=== Records provided ===

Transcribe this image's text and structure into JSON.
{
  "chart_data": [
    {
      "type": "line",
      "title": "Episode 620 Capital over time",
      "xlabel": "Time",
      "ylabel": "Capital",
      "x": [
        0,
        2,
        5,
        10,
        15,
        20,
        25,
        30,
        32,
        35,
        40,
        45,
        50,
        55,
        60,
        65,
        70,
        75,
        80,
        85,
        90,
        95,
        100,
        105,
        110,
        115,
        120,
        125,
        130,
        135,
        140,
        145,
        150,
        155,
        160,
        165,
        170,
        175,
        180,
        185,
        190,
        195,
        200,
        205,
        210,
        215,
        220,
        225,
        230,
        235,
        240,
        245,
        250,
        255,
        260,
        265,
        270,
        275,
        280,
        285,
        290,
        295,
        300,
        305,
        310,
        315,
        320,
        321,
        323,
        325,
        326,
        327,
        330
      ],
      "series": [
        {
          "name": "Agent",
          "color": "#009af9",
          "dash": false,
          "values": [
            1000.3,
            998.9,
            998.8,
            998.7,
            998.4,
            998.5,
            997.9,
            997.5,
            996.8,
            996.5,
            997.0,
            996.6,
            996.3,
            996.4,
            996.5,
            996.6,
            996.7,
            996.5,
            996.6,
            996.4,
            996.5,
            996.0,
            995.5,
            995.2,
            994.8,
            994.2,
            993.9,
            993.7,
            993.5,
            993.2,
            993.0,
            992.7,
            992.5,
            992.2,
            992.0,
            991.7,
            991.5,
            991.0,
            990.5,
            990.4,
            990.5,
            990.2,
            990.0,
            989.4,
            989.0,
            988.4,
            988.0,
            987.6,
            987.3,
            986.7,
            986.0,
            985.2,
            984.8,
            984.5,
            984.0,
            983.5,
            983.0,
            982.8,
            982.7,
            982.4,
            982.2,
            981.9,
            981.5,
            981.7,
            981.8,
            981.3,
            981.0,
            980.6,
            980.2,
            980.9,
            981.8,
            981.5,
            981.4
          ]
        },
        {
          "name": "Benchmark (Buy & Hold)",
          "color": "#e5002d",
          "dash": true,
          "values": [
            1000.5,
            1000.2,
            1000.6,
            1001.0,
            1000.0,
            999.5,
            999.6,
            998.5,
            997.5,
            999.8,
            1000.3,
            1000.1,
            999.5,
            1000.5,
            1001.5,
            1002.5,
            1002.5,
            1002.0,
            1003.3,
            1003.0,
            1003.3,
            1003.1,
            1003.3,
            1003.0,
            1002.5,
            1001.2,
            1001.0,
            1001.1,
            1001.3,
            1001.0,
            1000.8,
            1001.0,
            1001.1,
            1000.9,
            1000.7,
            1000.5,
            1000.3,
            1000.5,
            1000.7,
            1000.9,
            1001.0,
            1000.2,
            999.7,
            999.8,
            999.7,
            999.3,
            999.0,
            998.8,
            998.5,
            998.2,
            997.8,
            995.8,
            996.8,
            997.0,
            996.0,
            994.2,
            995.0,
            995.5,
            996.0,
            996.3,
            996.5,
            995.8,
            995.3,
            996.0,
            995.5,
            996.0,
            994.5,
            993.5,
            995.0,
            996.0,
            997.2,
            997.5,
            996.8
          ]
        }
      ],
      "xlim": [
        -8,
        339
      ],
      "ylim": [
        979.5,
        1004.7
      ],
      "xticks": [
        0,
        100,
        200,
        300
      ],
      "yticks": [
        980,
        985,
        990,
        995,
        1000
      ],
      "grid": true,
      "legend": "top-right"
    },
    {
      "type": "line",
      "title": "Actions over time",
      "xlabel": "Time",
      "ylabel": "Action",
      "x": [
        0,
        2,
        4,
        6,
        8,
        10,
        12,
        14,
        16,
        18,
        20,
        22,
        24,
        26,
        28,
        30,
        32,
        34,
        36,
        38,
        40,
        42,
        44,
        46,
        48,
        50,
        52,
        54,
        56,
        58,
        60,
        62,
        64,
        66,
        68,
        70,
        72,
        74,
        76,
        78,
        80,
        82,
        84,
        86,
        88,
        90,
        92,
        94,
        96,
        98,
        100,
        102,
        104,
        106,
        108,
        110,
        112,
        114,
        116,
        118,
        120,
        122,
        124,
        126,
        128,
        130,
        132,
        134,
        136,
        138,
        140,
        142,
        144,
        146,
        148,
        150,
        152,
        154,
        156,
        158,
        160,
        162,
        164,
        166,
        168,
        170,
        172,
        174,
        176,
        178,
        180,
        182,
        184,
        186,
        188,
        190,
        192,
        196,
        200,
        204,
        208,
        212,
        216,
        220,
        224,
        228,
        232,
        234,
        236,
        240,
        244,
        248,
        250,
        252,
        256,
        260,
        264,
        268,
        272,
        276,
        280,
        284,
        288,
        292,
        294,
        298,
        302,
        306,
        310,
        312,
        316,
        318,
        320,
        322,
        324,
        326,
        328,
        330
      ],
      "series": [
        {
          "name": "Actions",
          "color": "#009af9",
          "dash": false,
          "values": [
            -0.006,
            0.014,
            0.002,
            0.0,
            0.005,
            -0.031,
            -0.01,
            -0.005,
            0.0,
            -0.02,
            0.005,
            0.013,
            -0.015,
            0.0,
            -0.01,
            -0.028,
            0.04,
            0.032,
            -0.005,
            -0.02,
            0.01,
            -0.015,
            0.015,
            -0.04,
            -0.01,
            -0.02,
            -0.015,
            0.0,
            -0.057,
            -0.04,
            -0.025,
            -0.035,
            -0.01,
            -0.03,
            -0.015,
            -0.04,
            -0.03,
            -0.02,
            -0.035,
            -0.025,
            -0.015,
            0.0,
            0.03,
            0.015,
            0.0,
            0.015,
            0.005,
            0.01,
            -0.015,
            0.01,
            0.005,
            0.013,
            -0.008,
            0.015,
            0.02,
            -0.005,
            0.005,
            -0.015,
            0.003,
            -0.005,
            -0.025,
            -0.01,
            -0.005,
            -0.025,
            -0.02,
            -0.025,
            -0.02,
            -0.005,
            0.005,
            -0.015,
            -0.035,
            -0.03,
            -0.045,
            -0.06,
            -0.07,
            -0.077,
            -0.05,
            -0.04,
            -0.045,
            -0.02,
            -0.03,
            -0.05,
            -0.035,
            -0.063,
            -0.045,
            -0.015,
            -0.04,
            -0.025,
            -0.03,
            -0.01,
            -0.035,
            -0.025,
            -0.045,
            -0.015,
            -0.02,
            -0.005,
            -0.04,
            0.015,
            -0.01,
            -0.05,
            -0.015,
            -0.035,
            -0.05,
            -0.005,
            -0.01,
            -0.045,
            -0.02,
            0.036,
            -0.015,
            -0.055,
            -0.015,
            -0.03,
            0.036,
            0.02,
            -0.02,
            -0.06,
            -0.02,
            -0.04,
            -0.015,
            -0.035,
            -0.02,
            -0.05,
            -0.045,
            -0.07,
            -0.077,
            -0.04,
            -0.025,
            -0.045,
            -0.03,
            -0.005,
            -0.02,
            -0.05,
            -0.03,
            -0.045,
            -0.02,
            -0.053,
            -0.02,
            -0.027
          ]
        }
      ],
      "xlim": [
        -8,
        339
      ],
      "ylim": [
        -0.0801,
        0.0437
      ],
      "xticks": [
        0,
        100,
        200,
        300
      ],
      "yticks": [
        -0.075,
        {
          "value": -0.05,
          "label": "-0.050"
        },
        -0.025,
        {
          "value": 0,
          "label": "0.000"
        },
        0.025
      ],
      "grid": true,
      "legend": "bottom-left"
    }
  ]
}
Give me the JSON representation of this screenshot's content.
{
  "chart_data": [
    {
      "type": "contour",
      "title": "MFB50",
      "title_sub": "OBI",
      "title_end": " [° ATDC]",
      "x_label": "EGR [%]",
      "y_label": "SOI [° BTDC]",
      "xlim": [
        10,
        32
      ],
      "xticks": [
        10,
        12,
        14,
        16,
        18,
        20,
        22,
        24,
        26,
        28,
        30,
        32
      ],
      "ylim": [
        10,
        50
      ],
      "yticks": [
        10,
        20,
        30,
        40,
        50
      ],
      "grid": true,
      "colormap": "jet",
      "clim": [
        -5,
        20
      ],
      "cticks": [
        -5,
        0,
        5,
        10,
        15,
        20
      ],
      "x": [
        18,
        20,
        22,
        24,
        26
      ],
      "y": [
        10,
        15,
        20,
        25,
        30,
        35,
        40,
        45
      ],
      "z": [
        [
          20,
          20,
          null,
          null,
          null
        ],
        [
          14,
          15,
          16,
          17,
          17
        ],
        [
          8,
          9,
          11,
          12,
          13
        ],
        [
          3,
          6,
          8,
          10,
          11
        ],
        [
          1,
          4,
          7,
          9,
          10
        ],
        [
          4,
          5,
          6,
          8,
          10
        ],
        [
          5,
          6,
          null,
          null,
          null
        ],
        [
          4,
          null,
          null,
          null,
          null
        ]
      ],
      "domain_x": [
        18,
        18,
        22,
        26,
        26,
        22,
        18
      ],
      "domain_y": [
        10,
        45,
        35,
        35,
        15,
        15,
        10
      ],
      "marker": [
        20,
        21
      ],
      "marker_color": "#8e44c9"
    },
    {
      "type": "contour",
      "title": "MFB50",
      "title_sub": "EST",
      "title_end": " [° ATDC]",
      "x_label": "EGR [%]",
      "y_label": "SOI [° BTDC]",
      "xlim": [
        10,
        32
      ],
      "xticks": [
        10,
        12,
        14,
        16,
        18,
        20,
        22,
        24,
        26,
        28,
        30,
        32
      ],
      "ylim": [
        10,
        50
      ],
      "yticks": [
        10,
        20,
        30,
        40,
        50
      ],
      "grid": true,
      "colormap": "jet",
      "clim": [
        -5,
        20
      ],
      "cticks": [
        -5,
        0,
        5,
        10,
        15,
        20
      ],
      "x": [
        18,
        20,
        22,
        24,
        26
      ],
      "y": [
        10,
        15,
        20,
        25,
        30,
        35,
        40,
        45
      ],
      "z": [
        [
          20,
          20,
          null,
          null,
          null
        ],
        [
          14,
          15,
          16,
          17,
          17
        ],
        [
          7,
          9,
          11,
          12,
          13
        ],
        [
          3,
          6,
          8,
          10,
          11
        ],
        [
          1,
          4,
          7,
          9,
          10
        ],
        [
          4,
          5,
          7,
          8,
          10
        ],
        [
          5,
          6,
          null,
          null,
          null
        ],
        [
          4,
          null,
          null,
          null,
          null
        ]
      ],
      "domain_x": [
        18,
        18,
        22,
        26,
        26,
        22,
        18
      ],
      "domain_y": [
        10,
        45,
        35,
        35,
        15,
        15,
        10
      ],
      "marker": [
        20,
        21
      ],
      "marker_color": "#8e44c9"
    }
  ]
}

=== What is being asked ===
Make a list of all lines in the data that contain "over".

=== Exercise solution ===
      "title": "Episode 620 Capital over time",
      "title": "Actions over time",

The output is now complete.